*Task directions*: Could you reproduce the material below, swapping every "latitude" for "lat" and leaving everything else as it is?

--- Start Provided data ---

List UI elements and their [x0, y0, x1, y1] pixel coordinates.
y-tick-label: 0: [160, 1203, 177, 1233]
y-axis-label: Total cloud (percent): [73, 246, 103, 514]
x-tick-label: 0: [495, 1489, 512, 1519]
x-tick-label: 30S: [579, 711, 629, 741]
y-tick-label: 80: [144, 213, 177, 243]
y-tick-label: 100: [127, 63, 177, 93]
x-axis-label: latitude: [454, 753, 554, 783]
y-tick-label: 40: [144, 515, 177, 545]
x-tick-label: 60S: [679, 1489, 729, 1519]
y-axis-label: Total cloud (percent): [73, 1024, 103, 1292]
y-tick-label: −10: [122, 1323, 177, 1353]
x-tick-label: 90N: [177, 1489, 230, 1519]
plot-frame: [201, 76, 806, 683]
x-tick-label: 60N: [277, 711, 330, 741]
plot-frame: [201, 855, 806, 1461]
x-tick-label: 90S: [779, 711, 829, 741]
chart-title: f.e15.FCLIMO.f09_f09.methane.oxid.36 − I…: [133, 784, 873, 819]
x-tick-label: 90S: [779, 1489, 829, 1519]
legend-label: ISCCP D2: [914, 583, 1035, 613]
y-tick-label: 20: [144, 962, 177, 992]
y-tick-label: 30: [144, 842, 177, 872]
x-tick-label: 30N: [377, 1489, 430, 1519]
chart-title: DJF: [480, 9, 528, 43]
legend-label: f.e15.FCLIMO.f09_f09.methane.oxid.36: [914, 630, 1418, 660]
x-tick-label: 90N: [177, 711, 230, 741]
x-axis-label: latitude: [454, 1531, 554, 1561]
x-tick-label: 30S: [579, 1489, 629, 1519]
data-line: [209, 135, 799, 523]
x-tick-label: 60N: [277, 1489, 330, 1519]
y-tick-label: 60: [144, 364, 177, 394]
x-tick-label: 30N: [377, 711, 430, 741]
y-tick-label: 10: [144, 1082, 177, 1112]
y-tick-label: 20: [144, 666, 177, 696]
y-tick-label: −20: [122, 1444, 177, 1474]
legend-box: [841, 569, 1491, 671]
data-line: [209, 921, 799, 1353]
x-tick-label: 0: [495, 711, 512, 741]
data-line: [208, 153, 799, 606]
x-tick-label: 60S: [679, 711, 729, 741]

--- End Provided data ---

*Answer to the exercise*:
List UI elements and their [x0, y0, x1, y1] pixel coordinates.
y-tick-label: 0: [160, 1203, 177, 1233]
y-axis-label: Total cloud (percent): [73, 246, 103, 514]
x-tick-label: 0: [495, 1489, 512, 1519]
x-tick-label: 30S: [579, 711, 629, 741]
y-tick-label: 80: [144, 213, 177, 243]
y-tick-label: 100: [127, 63, 177, 93]
x-axis-label: lat: [454, 753, 554, 783]
y-tick-label: 40: [144, 515, 177, 545]
x-tick-label: 60S: [679, 1489, 729, 1519]
y-axis-label: Total cloud (percent): [73, 1024, 103, 1292]
y-tick-label: −10: [122, 1323, 177, 1353]
x-tick-label: 90N: [177, 1489, 230, 1519]
plot-frame: [201, 76, 806, 683]
x-tick-label: 60N: [277, 711, 330, 741]
plot-frame: [201, 855, 806, 1461]
x-tick-label: 90S: [779, 711, 829, 741]
chart-title: f.e15.FCLIMO.f09_f09.methane.oxid.36 − I…: [133, 784, 873, 819]
x-tick-label: 90S: [779, 1489, 829, 1519]
legend-label: ISCCP D2: [914, 583, 1035, 613]
y-tick-label: 20: [144, 962, 177, 992]
y-tick-label: 30: [144, 842, 177, 872]
x-tick-label: 30N: [377, 1489, 430, 1519]
chart-title: DJF: [480, 9, 528, 43]
legend-label: f.e15.FCLIMO.f09_f09.methane.oxid.36: [914, 630, 1418, 660]
x-tick-label: 90N: [177, 711, 230, 741]
x-axis-label: lat: [454, 1531, 554, 1561]
x-tick-label: 30S: [579, 1489, 629, 1519]
data-line: [209, 135, 799, 523]
x-tick-label: 60N: [277, 1489, 330, 1519]
y-tick-label: 60: [144, 364, 177, 394]
x-tick-label: 30N: [377, 711, 430, 741]
y-tick-label: 10: [144, 1082, 177, 1112]
y-tick-label: 20: [144, 666, 177, 696]
y-tick-label: −20: [122, 1444, 177, 1474]
legend-box: [841, 569, 1491, 671]
data-line: [209, 921, 799, 1353]
x-tick-label: 0: [495, 711, 512, 741]
data-line: [208, 153, 799, 606]
x-tick-label: 60S: [679, 711, 729, 741]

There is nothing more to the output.